Data entries
· · ·
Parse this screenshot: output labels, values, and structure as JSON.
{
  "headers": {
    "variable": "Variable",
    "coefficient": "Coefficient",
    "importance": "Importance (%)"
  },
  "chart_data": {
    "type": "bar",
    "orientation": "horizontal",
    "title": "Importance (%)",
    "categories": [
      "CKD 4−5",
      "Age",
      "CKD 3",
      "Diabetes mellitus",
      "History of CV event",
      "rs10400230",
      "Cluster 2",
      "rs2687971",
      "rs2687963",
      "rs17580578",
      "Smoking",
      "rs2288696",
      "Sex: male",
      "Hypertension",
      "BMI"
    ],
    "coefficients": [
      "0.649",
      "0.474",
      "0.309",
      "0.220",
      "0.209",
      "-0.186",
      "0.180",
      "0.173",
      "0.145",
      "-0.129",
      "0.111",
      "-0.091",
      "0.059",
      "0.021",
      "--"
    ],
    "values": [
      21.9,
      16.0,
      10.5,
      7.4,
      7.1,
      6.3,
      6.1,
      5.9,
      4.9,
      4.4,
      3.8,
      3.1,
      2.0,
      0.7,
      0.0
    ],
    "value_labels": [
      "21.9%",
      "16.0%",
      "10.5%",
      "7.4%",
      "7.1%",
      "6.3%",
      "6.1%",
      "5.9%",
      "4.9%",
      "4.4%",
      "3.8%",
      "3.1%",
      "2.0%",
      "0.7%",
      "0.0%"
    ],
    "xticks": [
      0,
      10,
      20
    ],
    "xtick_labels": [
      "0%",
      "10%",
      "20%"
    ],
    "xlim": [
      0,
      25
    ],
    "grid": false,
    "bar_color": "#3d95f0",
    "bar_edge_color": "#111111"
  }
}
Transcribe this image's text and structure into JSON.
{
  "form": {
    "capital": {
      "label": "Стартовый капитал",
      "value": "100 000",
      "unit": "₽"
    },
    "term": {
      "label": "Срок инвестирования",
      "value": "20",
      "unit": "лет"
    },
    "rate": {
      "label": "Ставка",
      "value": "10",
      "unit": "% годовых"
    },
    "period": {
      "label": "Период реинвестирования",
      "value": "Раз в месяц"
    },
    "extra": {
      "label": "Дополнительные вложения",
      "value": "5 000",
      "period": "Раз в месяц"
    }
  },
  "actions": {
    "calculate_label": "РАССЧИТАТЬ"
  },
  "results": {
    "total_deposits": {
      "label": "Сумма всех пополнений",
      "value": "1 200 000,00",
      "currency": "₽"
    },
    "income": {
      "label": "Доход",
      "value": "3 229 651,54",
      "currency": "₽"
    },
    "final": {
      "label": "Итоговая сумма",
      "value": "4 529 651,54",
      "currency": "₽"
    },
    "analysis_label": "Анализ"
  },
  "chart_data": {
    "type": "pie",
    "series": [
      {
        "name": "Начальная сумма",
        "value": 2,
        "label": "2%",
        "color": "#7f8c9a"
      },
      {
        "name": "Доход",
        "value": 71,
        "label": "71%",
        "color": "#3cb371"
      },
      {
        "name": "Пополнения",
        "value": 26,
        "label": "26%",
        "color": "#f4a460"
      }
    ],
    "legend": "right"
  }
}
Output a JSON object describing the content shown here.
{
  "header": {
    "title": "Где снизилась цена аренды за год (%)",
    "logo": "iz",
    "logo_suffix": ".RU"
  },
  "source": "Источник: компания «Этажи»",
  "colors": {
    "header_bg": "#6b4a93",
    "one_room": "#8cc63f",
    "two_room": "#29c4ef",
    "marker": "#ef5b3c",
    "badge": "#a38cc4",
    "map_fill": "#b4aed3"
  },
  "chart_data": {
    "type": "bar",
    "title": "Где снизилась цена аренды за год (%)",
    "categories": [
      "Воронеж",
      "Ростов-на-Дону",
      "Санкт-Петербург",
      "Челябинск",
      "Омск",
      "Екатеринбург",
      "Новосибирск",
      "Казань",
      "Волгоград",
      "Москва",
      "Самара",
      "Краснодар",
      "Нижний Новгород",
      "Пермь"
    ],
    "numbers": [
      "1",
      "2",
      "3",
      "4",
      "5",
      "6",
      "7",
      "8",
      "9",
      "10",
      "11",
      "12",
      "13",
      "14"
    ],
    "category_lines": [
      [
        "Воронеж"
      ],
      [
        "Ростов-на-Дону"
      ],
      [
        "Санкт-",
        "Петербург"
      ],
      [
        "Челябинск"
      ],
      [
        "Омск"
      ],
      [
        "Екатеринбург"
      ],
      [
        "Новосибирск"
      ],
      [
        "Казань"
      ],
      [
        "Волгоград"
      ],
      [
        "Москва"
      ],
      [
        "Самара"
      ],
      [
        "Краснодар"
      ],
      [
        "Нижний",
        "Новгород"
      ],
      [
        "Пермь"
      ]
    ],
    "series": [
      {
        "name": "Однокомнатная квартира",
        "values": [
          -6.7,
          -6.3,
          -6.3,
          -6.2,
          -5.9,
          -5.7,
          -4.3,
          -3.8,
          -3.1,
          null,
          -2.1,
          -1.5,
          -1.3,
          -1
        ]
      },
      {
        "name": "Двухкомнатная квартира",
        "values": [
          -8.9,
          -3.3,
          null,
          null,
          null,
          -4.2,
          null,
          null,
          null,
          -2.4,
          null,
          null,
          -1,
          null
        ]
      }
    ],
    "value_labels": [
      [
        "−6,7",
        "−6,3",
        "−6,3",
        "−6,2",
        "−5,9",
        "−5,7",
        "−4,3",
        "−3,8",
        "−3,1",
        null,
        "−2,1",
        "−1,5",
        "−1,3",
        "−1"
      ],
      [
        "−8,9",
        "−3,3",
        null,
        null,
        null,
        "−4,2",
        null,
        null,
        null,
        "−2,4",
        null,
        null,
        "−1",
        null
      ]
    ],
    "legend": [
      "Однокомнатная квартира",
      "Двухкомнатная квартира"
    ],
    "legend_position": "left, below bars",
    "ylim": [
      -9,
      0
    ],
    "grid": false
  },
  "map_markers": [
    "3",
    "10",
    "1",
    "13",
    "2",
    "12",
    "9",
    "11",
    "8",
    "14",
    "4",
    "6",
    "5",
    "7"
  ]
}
· · ·
## [Direction]
Output the lines above verbatim and in full.

## [Response]
Parse this screenshot: output labels, values, and structure as JSON.
{
  "headers": {
    "variable": "Variable",
    "coefficient": "Coefficient",
    "importance": "Importance (%)"
  },
  "chart_data": {
    "type": "bar",
    "orientation": "horizontal",
    "title": "Importance (%)",
    "categories": [
      "CKD 4−5",
      "Age",
      "CKD 3",
      "Diabetes mellitus",
      "History of CV event",
      "rs10400230",
      "Cluster 2",
      "rs2687971",
      "rs2687963",
      "rs17580578",
      "Smoking",
      "rs2288696",
      "Sex: male",
      "Hypertension",
      "BMI"
    ],
    "coefficients": [
      "0.649",
      "0.474",
      "0.309",
      "0.220",
      "0.209",
      "-0.186",
      "0.180",
      "0.173",
      "0.145",
      "-0.129",
      "0.111",
      "-0.091",
      "0.059",
      "0.021",
      "--"
    ],
    "values": [
      21.9,
      16.0,
      10.5,
      7.4,
      7.1,
      6.3,
      6.1,
      5.9,
      4.9,
      4.4,
      3.8,
      3.1,
      2.0,
      0.7,
      0.0
    ],
    "value_labels": [
      "21.9%",
      "16.0%",
      "10.5%",
      "7.4%",
      "7.1%",
      "6.3%",
      "6.1%",
      "5.9%",
      "4.9%",
      "4.4%",
      "3.8%",
      "3.1%",
      "2.0%",
      "0.7%",
      "0.0%"
    ],
    "xticks": [
      0,
      10,
      20
    ],
    "xtick_labels": [
      "0%",
      "10%",
      "20%"
    ],
    "xlim": [
      0,
      25
    ],
    "grid": false,
    "bar_color": "#3d95f0",
    "bar_edge_color": "#111111"
  }
}
Transcribe this image's text and structure into JSON.
{
  "form": {
    "capital": {
      "label": "Стартовый капитал",
      "value": "100 000",
      "unit": "₽"
    },
    "term": {
      "label": "Срок инвестирования",
      "value": "20",
      "unit": "лет"
    },
    "rate": {
      "label": "Ставка",
      "value": "10",
      "unit": "% годовых"
    },
    "period": {
      "label": "Период реинвестирования",
      "value": "Раз в месяц"
    },
    "extra": {
      "label": "Дополнительные вложения",
      "value": "5 000",
      "period": "Раз в месяц"
    }
  },
  "actions": {
    "calculate_label": "РАССЧИТАТЬ"
  },
  "results": {
    "total_deposits": {
      "label": "Сумма всех пополнений",
      "value": "1 200 000,00",
      "currency": "₽"
    },
    "income": {
      "label": "Доход",
      "value": "3 229 651,54",
      "currency": "₽"
    },
    "final": {
      "label": "Итоговая сумма",
      "value": "4 529 651,54",
      "currency": "₽"
    },
    "analysis_label": "Анализ"
  },
  "chart_data": {
    "type": "pie",
    "series": [
      {
        "name": "Начальная сумма",
        "value": 2,
        "label": "2%",
        "color": "#7f8c9a"
      },
      {
        "name": "Доход",
        "value": 71,
        "label": "71%",
        "color": "#3cb371"
      },
      {
        "name": "Пополнения",
        "value": 26,
        "label": "26%",
        "color": "#f4a460"
      }
    ],
    "legend": "right"
  }
}
Output a JSON object describing the content shown here.
{
  "header": {
    "title": "Где снизилась цена аренды за год (%)",
    "logo": "iz",
    "logo_suffix": ".RU"
  },
  "source": "Источник: компания «Этажи»",
  "colors": {
    "header_bg": "#6b4a93",
    "one_room": "#8cc63f",
    "two_room": "#29c4ef",
    "marker": "#ef5b3c",
    "badge": "#a38cc4",
    "map_fill": "#b4aed3"
  },
  "chart_data": {
    "type": "bar",
    "title": "Где снизилась цена аренды за год (%)",
    "categories": [
      "Воронеж",
      "Ростов-на-Дону",
      "Санкт-Петербург",
      "Челябинск",
      "Омск",
      "Екатеринбург",
      "Новосибирск",
      "Казань",
      "Волгоград",
      "Москва",
      "Самара",
      "Краснодар",
      "Нижний Новгород",
      "Пермь"
    ],
    "numbers": [
      "1",
      "2",
      "3",
      "4",
      "5",
      "6",
      "7",
      "8",
      "9",
      "10",
      "11",
      "12",
      "13",
      "14"
    ],
    "category_lines": [
      [
        "Воронеж"
      ],
      [
        "Ростов-на-Дону"
      ],
      [
        "Санкт-",
        "Петербург"
      ],
      [
        "Челябинск"
      ],
      [
        "Омск"
      ],
      [
        "Екатеринбург"
      ],
      [
        "Новосибирск"
      ],
      [
        "Казань"
      ],
      [
        "Волгоград"
      ],
      [
        "Москва"
      ],
      [
        "Самара"
      ],
      [
        "Краснодар"
      ],
      [
        "Нижний",
        "Новгород"
      ],
      [
        "Пермь"
      ]
    ],
    "series": [
      {
        "name": "Однокомнатная квартира",
        "values": [
          -6.7,
          -6.3,
          -6.3,
          -6.2,
          -5.9,
          -5.7,
          -4.3,
          -3.8,
          -3.1,
          null,
          -2.1,
          -1.5,
          -1.3,
          -1
        ]
      },
      {
        "name": "Двухкомнатная квартира",
        "values": [
          -8.9,
          -3.3,
          null,
          null,
          null,
          -4.2,
          null,
          null,
          null,
          -2.4,
          null,
          null,
          -1,
          null
        ]
      }
    ],
    "value_labels": [
      [
        "−6,7",
        "−6,3",
        "−6,3",
        "−6,2",
        "−5,9",
        "−5,7",
        "−4,3",
        "−3,8",
        "−3,1",
        null,
        "−2,1",
        "−1,5",
        "−1,3",
        "−1"
      ],
      [
        "−8,9",
        "−3,3",
        null,
        null,
        null,
        "−4,2",
        null,
        null,
        null,
        "−2,4",
        null,
        null,
        "−1",
        null
      ]
    ],
    "legend": [
      "Однокомнатная квартира",
      "Двухкомнатная квартира"
    ],
    "legend_position": "left, below bars",
    "ylim": [
      -9,
      0
    ],
    "grid": false
  },
  "map_markers": [
    "3",
    "10",
    "1",
    "13",
    "2",
    "12",
    "9",
    "11",
    "8",
    "14",
    "4",
    "6",
    "5",
    "7"
  ]
}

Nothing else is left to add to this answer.